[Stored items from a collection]
□ □ □

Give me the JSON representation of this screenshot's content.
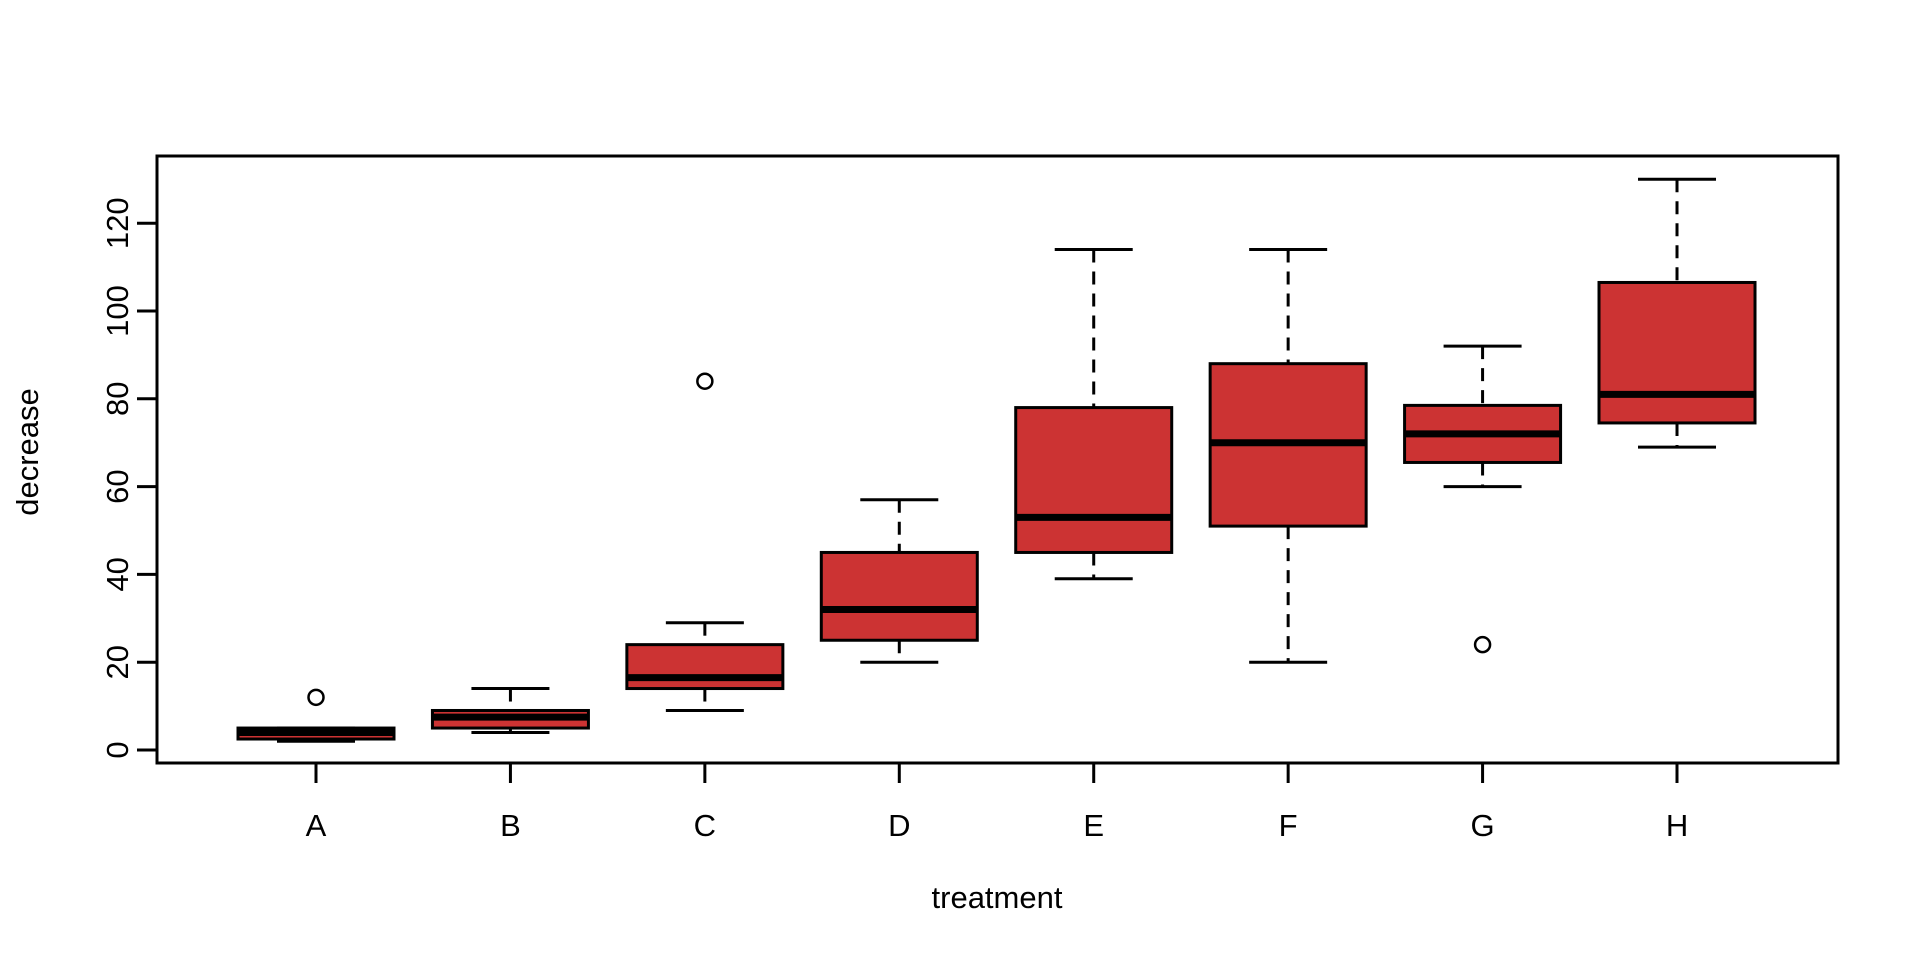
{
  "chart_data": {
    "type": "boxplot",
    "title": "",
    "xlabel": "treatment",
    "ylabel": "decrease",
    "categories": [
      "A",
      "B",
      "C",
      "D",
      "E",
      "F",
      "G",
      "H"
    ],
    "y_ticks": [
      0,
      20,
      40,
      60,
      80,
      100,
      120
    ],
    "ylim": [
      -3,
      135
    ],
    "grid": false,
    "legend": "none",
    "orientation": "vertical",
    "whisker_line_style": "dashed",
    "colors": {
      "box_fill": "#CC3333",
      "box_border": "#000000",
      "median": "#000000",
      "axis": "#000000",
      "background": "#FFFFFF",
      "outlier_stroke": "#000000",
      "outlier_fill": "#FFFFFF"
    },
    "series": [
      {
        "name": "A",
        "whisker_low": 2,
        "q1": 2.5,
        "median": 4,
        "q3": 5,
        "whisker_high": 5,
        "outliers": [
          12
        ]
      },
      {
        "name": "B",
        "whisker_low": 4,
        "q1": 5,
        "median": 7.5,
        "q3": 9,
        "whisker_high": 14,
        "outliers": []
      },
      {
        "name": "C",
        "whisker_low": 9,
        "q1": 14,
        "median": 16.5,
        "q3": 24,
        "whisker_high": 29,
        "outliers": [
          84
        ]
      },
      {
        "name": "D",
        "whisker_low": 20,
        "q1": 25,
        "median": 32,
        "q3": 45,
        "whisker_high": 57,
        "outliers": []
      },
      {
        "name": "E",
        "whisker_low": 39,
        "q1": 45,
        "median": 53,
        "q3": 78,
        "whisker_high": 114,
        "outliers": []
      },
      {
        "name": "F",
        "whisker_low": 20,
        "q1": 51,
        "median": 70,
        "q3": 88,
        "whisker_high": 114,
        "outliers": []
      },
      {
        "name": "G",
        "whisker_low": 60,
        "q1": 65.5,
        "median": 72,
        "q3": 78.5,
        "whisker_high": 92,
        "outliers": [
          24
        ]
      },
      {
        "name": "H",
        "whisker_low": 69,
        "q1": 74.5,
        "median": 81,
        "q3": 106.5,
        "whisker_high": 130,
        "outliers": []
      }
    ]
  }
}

□ □ □

**EXERCISE DESCRIPTION:** Leave the pictures out, and print every line of the listing exactly as written.

**EXERCISE RESULT:**
Give me the JSON representation of this screenshot's content.
{
  "chart_data": {
    "type": "boxplot",
    "title": "",
    "xlabel": "treatment",
    "ylabel": "decrease",
    "categories": [
      "A",
      "B",
      "C",
      "D",
      "E",
      "F",
      "G",
      "H"
    ],
    "y_ticks": [
      0,
      20,
      40,
      60,
      80,
      100,
      120
    ],
    "ylim": [
      -3,
      135
    ],
    "grid": false,
    "legend": "none",
    "orientation": "vertical",
    "whisker_line_style": "dashed",
    "colors": {
      "box_fill": "#CC3333",
      "box_border": "#000000",
      "median": "#000000",
      "axis": "#000000",
      "background": "#FFFFFF",
      "outlier_stroke": "#000000",
      "outlier_fill": "#FFFFFF"
    },
    "series": [
      {
        "name": "A",
        "whisker_low": 2,
        "q1": 2.5,
        "median": 4,
        "q3": 5,
        "whisker_high": 5,
        "outliers": [
          12
        ]
      },
      {
        "name": "B",
        "whisker_low": 4,
        "q1": 5,
        "median": 7.5,
        "q3": 9,
        "whisker_high": 14,
        "outliers": []
      },
      {
        "name": "C",
        "whisker_low": 9,
        "q1": 14,
        "median": 16.5,
        "q3": 24,
        "whisker_high": 29,
        "outliers": [
          84
        ]
      },
      {
        "name": "D",
        "whisker_low": 20,
        "q1": 25,
        "median": 32,
        "q3": 45,
        "whisker_high": 57,
        "outliers": []
      },
      {
        "name": "E",
        "whisker_low": 39,
        "q1": 45,
        "median": 53,
        "q3": 78,
        "whisker_high": 114,
        "outliers": []
      },
      {
        "name": "F",
        "whisker_low": 20,
        "q1": 51,
        "median": 70,
        "q3": 88,
        "whisker_high": 114,
        "outliers": []
      },
      {
        "name": "G",
        "whisker_low": 60,
        "q1": 65.5,
        "median": 72,
        "q3": 78.5,
        "whisker_high": 92,
        "outliers": [
          24
        ]
      },
      {
        "name": "H",
        "whisker_low": 69,
        "q1": 74.5,
        "median": 81,
        "q3": 106.5,
        "whisker_high": 130,
        "outliers": []
      }
    ]
  }
}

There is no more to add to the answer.